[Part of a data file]

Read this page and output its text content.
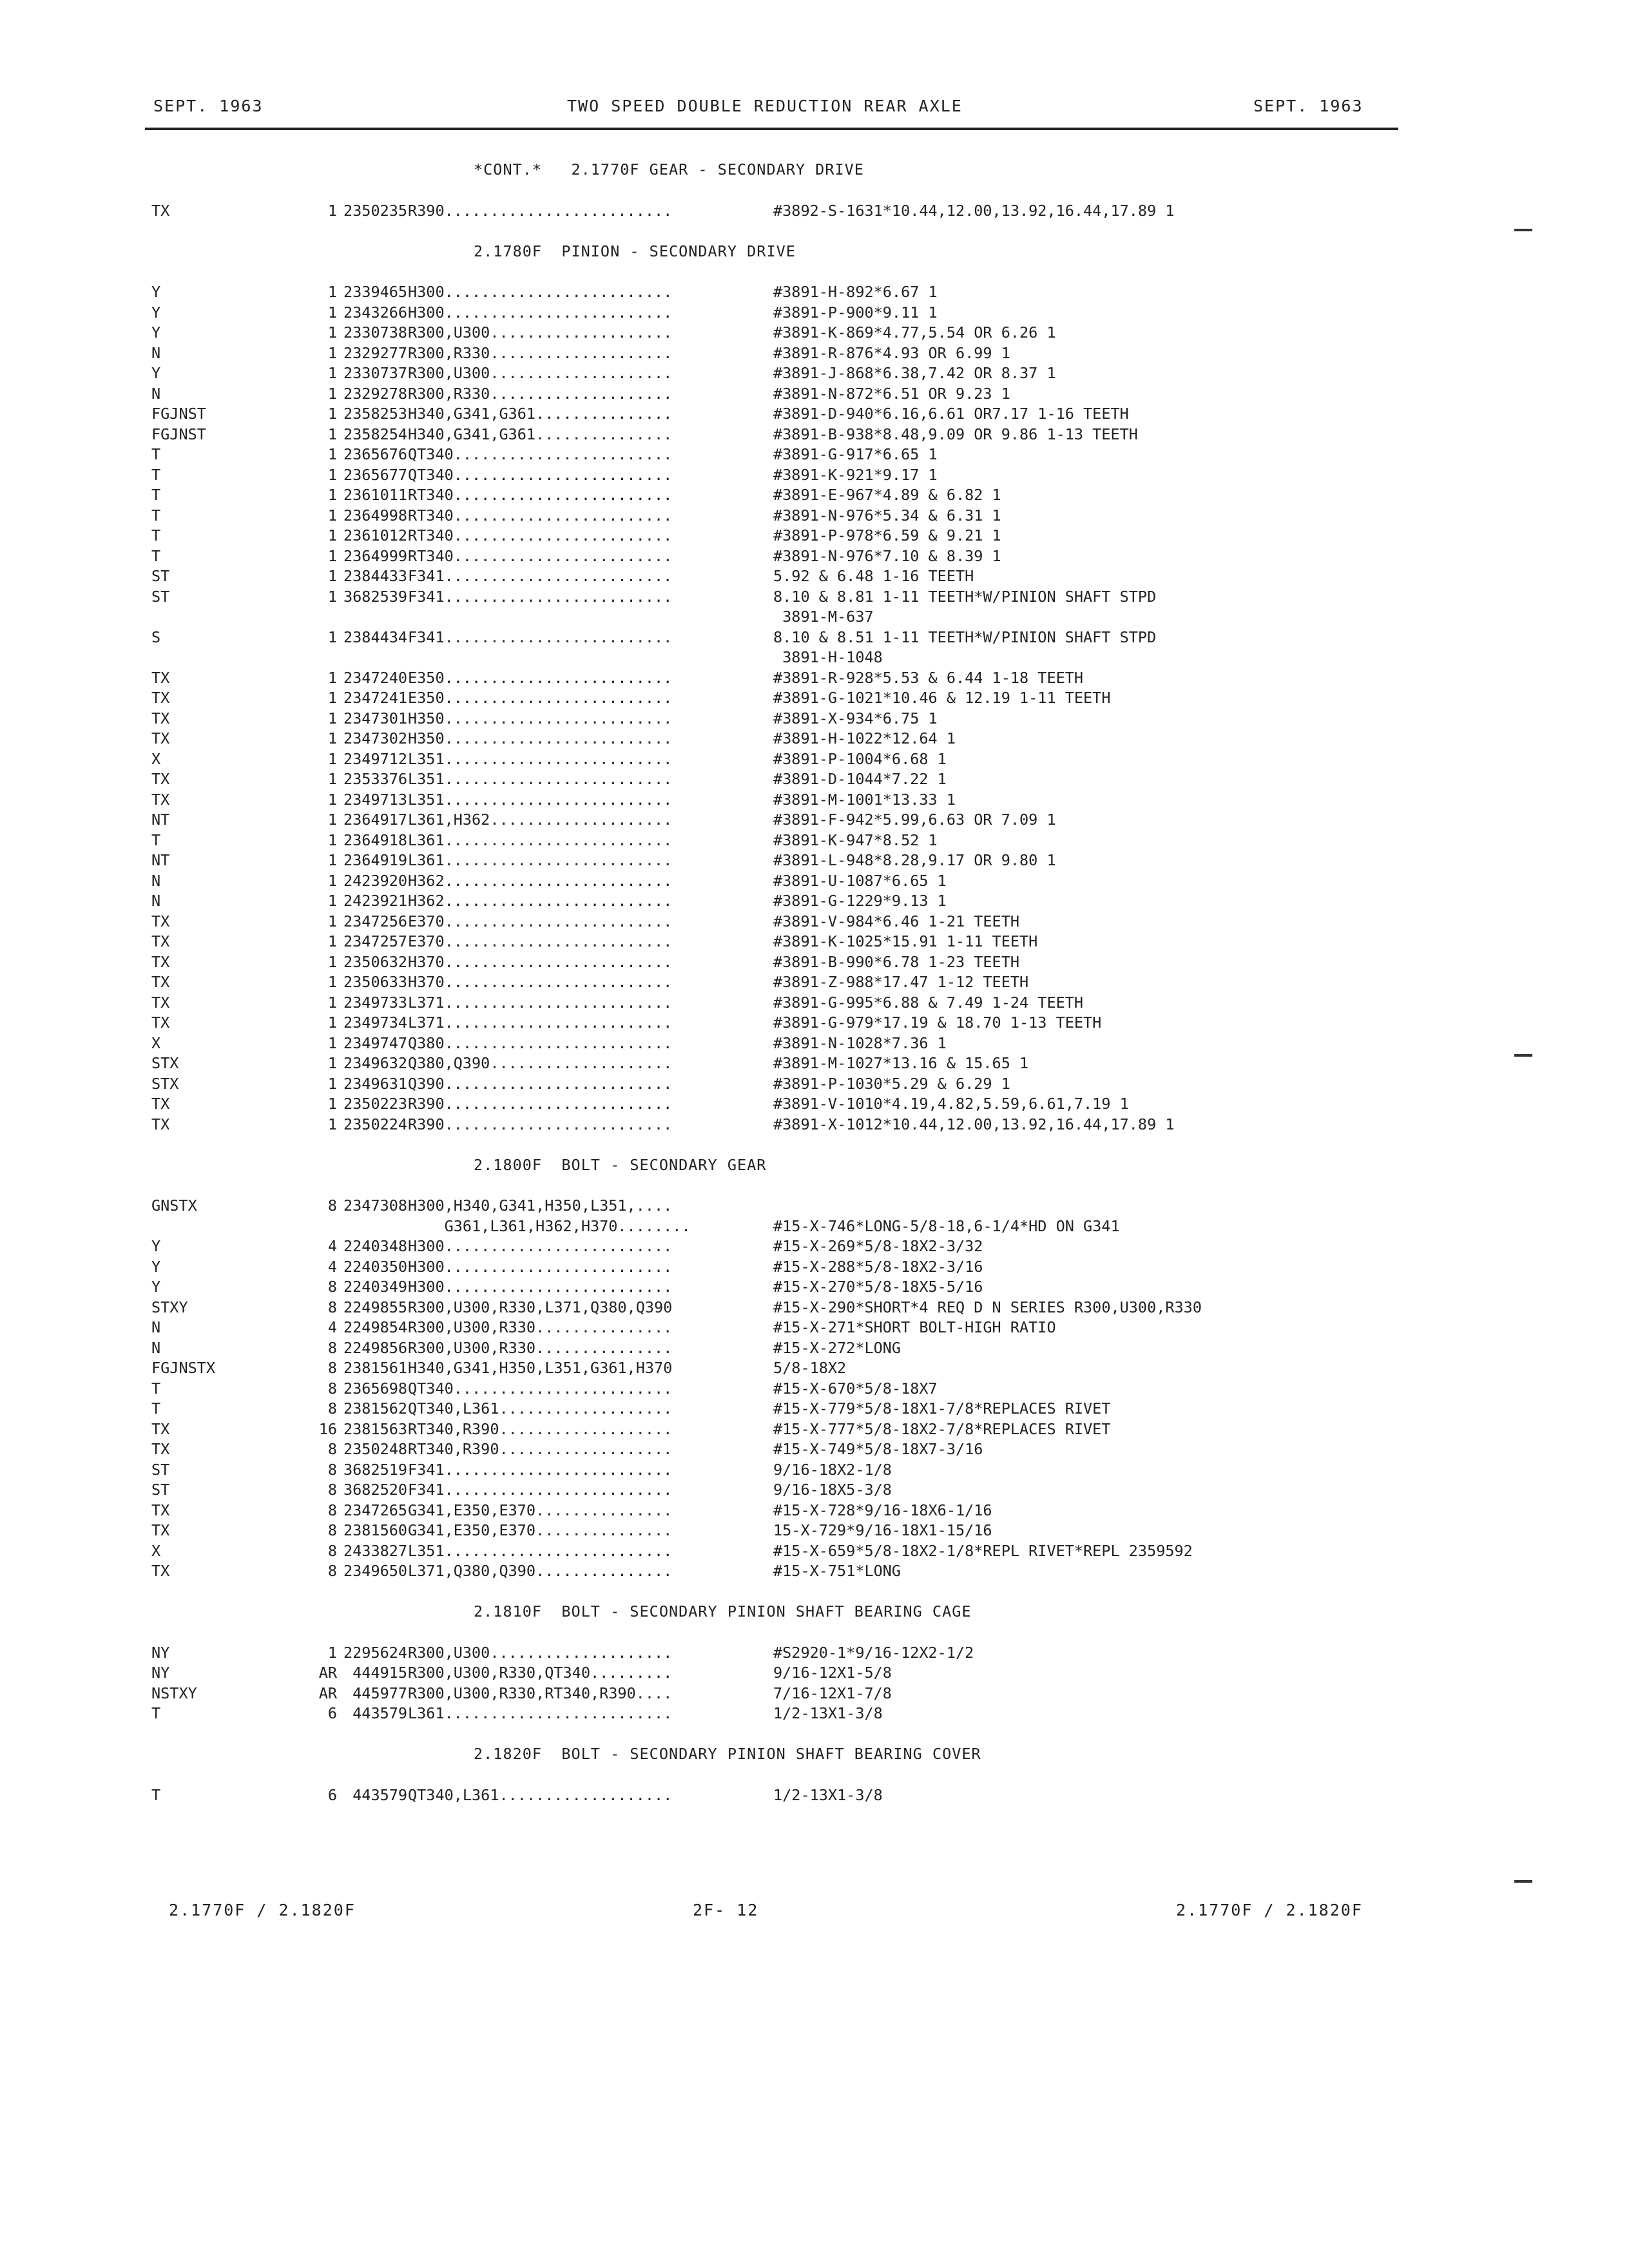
SEPT. 1963	TWO SPEED DOUBLE REDUCTION REAR AXLE	SEPT. 1963
*CONT.*   2.1770F GEAR - SECONDARY DRIVE
TX	1 2350235 R390.........................	#3892-S-1631*10.44,12.00,13.92,16.44,17.89 1
2.1780F  PINION - SECONDARY DRIVE
Y	1 2339465 H300.........................	#3891-H-892*6.67 1
Y	1 2343266 H300.........................	#3891-P-900*9.11 1
Y	1 2330738 R300,U300....................	#3891-K-869*4.77,5.54 OR 6.26 1
N	1 2329277 R300,R330....................	#3891-R-876*4.93 OR 6.99 1
Y	1 2330737 R300,U300....................	#3891-J-868*6.38,7.42 OR 8.37 1
N	1 2329278 R300,R330....................	#3891-N-872*6.51 OR 9.23 1
FGJNST	1 2358253 H340,G341,G361...............	#3891-D-940*6.16,6.61 OR7.17 1-16 TEETH
FGJNST	1 2358254 H340,G341,G361...............	#3891-B-938*8.48,9.09 OR 9.86 1-13 TEETH
T	1 2365676 QT340........................	#3891-G-917*6.65 1
T	1 2365677 QT340........................	#3891-K-921*9.17 1
T	1 2361011 RT340........................	#3891-E-967*4.89 & 6.82 1
T	1 2364998 RT340........................	#3891-N-976*5.34 & 6.31 1
T	1 2361012 RT340........................	#3891-P-978*6.59 & 9.21 1
T	1 2364999 RT340........................	#3891-N-976*7.10 & 8.39 1
ST	1 2384433 F341.........................	5.92 & 6.48 1-16 TEETH
ST	1 3682539 F341.........................	8.10 & 8.81 1-11 TEETH*W/PINION SHAFT STPD
3891-M-637
S	1 2384434 F341.........................	8.10 & 8.51 1-11 TEETH*W/PINION SHAFT STPD
3891-H-1048
TX	1 2347240 E350.........................	#3891-R-928*5.53 & 6.44 1-18 TEETH
TX	1 2347241 E350.........................	#3891-G-1021*10.46 & 12.19 1-11 TEETH
TX	1 2347301 H350.........................	#3891-X-934*6.75 1
TX	1 2347302 H350.........................	#3891-H-1022*12.64 1
X	1 2349712 L351.........................	#3891-P-1004*6.68 1
TX	1 2353376 L351.........................	#3891-D-1044*7.22 1
TX	1 2349713 L351.........................	#3891-M-1001*13.33 1
NT	1 2364917 L361,H362....................	#3891-F-942*5.99,6.63 OR 7.09 1
T	1 2364918 L361.........................	#3891-K-947*8.52 1
NT	1 2364919 L361.........................	#3891-L-948*8.28,9.17 OR 9.80 1
N	1 2423920 H362.........................	#3891-U-1087*6.65 1
N	1 2423921 H362.........................	#3891-G-1229*9.13 1
TX	1 2347256 E370.........................	#3891-V-984*6.46 1-21 TEETH
TX	1 2347257 E370.........................	#3891-K-1025*15.91 1-11 TEETH
TX	1 2350632 H370.........................	#3891-B-990*6.78 1-23 TEETH
TX	1 2350633 H370.........................	#3891-Z-988*17.47 1-12 TEETH
TX	1 2349733 L371.........................	#3891-G-995*6.88 & 7.49 1-24 TEETH
TX	1 2349734 L371.........................	#3891-G-979*17.19 & 18.70 1-13 TEETH
X	1 2349747 Q380.........................	#3891-N-1028*7.36 1
STX	1 2349632 Q380,Q390....................	#3891-M-1027*13.16 & 15.65 1
STX	1 2349631 Q390.........................	#3891-P-1030*5.29 & 6.29 1
TX	1 2350223 R390.........................	#3891-V-1010*4.19,4.82,5.59,6.61,7.19 1
TX	1 2350224 R390.........................	#3891-X-1012*10.44,12.00,13.92,16.44,17.89 1
2.1800F  BOLT - SECONDARY GEAR
GNSTX	8 2347308 H300,H340,G341,H350,L351,....
G361,L361,H362,H370........	#15-X-746*LONG-5/8-18,6-1/4*HD ON G341
Y	4 2240348 H300.........................	#15-X-269*5/8-18X2-3/32
Y	4 2240350 H300.........................	#15-X-288*5/8-18X2-3/16
Y	8 2240349 H300.........................	#15-X-270*5/8-18X5-5/16
STXY	8 2249855 R300,U300,R330,L371,Q380,Q390	#15-X-290*SHORT*4 REQ D N SERIES R300,U300,R330
N	4 2249854 R300,U300,R330...............	#15-X-271*SHORT BOLT-HIGH RATIO
N	8 2249856 R300,U300,R330...............	#15-X-272*LONG
FGJNSTX	8 2381561 H340,G341,H350,L351,G361,H370	5/8-18X2
T	8 2365698 QT340........................	#15-X-670*5/8-18X7
T	8 2381562 QT340,L361...................	#15-X-779*5/8-18X1-7/8*REPLACES RIVET
TX	16 2381563 RT340,R390...................	#15-X-777*5/8-18X2-7/8*REPLACES RIVET
TX	8 2350248 RT340,R390...................	#15-X-749*5/8-18X7-3/16
ST	8 3682519 F341.........................	9/16-18X2-1/8
ST	8 3682520 F341.........................	9/16-18X5-3/8
TX	8 2347265 G341,E350,E370...............	#15-X-728*9/16-18X6-1/16
TX	8 2381560 G341,E350,E370...............	15-X-729*9/16-18X1-15/16
X	8 2433827 L351.........................	#15-X-659*5/8-18X2-1/8*REPL RIVET*REPL 2359592
TX	8 2349650 L371,Q380,Q390...............	#15-X-751*LONG
2.1810F  BOLT - SECONDARY PINION SHAFT BEARING CAGE
NY	1 2295624 R300,U300....................	#S2920-1*9/16-12X2-1/2
NY	AR 444915 R300,U300,R330,QT340.........	9/16-12X1-5/8
NSTXY	AR 445977 R300,U300,R330,RT340,R390....	7/16-12X1-7/8
T	6 443579 L361.........................	1/2-13X1-3/8
2.1820F  BOLT - SECONDARY PINION SHAFT BEARING COVER
T	6 443579 QT340,L361...................	1/2-13X1-3/8
2.1770F / 2.1820F	2F- 12	2.1770F / 2.1820F
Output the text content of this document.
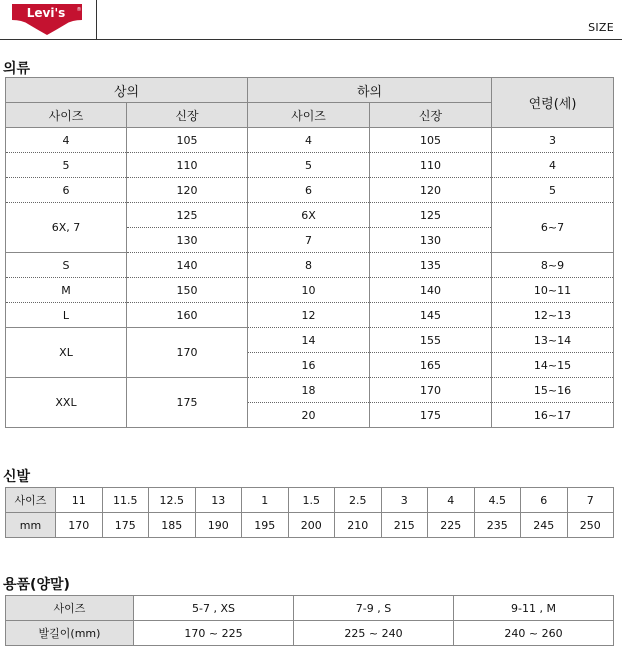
Levi's ®
SIZE
의류
상의		하의		연령(세)
사이즈	신장	사이즈	신장	
4	105	4	105	3
5	110	5	110	4
6	120	6	120	5
6X, 7	125	6X	125	6~7
	130	7	130	
S	140	8	135	8~9
M	150	10	140	10~11
L	160	12	145	12~13
XL	170	14	155	13~14
		16	165	14~15
XXL	175	18	170	15~16
		20	175	16~17
신발
사이즈	11	11.5	12.5	13	1	1.5	2.5	3	4	4.5	6	7
mm	170	175	185	190	195	200	210	215	225	235	245	250
용품(양말)
사이즈	5-7 , XS	7-9 , S	9-11 , M
발길이(mm)	170 ~ 225	225 ~ 240	240 ~ 260
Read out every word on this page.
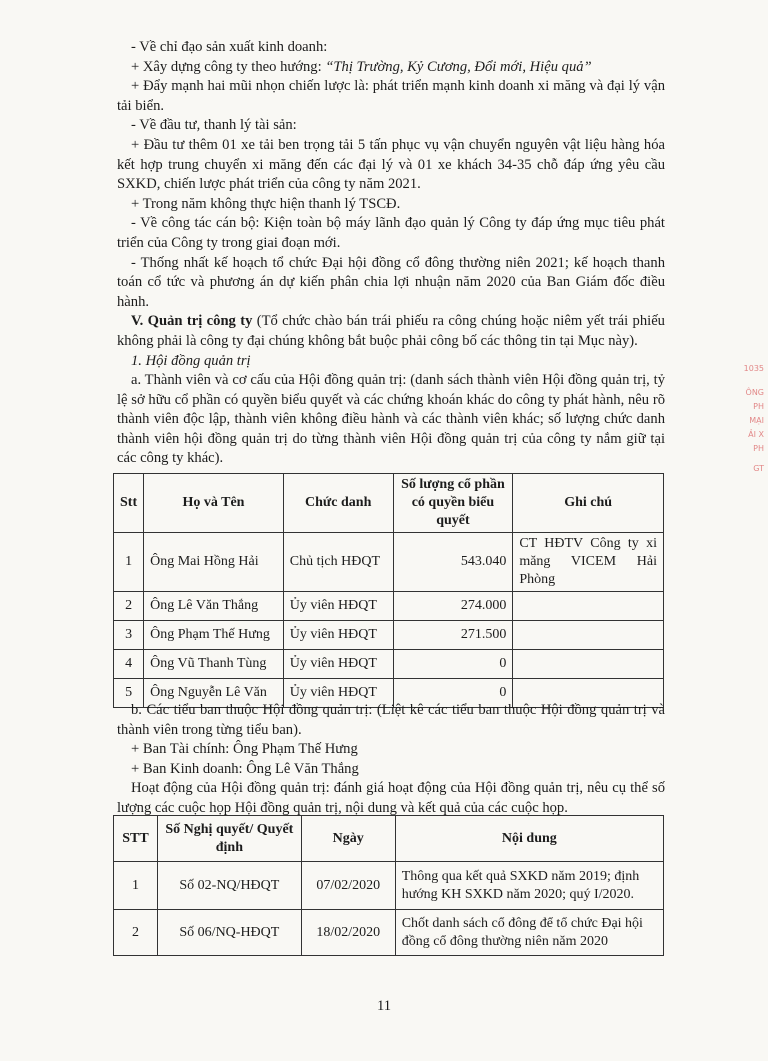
- Về chỉ đạo sản xuất kinh doanh:

+ Xây dựng công ty theo hướng: “Thị Trường, Kỷ Cương, Đổi mới, Hiệu quả”

+ Đẩy mạnh hai mũi nhọn chiến lược là: phát triển mạnh kinh doanh xi măng và đại lý vận tải biển.

- Về đầu tư, thanh lý tài sản:

+ Đầu tư thêm 01 xe tải ben trọng tải 5 tấn phục vụ vận chuyển nguyên vật liệu hàng hóa kết hợp trung chuyển xi măng đến các đại lý và 01 xe khách 34-35 chỗ đáp ứng yêu cầu SXKD, chiến lược phát triển của công ty năm 2021.

+ Trong năm không thực hiện thanh lý TSCĐ.

- Về công tác cán bộ: Kiện toàn bộ máy lãnh đạo quản lý Công ty đáp ứng mục tiêu phát triển của Công ty trong giai đoạn mới.

- Thống nhất kế hoạch tổ chức Đại hội đồng cổ đông thường niên 2021; kế hoạch thanh toán cổ tức và phương án dự kiến phân chia lợi nhuận năm 2020 của Ban Giám đốc điều hành.

V. Quản trị công ty (Tổ chức chào bán trái phiếu ra công chúng hoặc niêm yết trái phiếu không phải là công ty đại chúng không bắt buộc phải công bố các thông tin tại Mục này).

1. Hội đồng quản trị

a. Thành viên và cơ cấu của Hội đồng quản trị: (danh sách thành viên Hội đồng quản trị, tỷ lệ sở hữu cổ phần có quyền biểu quyết và các chứng khoán khác do công ty phát hành, nêu rõ thành viên độc lập, thành viên không điều hành và các thành viên khác; số lượng chức danh thành viên hội đồng quản trị do từng thành viên Hội đồng quản trị của công ty nắm giữ tại các công ty khác).

Stt	Họ và Tên	Chức danh	Số lượng cổ phần có quyền biểu quyết	Ghi chú
1	Ông Mai Hồng Hải	Chủ tịch HĐQT	543.040	CT HĐTV Công ty xi măng VICEM Hải Phòng
2	Ông Lê Văn Thắng	Ủy viên HĐQT	274.000	
3	Ông Phạm Thế Hưng	Ủy viên HĐQT	271.500	
4	Ông Vũ Thanh Tùng	Ủy viên HĐQT	0	
5	Ông Nguyễn Lê Văn	Ủy viên HĐQT	0	

b. Các tiểu ban thuộc Hội đồng quản trị: (Liệt kê các tiểu ban thuộc Hội đồng quản trị và thành viên trong từng tiểu ban).

+ Ban Tài chính: Ông Phạm Thế Hưng

+ Ban Kinh doanh: Ông Lê Văn Thắng

Hoạt động của Hội đồng quản trị: đánh giá hoạt động của Hội đồng quản trị, nêu cụ thể số lượng các cuộc họp Hội đồng quản trị, nội dung và kết quả của các cuộc họp.

STT	Số Nghị quyết/ Quyết định	Ngày	Nội dung
1	Số 02-NQ/HĐQT	07/02/2020	Thông qua kết quả SXKD năm 2019; định hướng KH SXKD năm 2020; quý I/2020.
2	Số 06/NQ-HĐQT	18/02/2020	Chốt danh sách cổ đông để tổ chức Đại hội đồng cổ đông thường niên năm 2020
11
1035
ÔNG
PH
MẠI
ẢI X
PH
GT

[To do] Only the number should be given: how many lines of the data contain the word "sách"?

[Written response] 2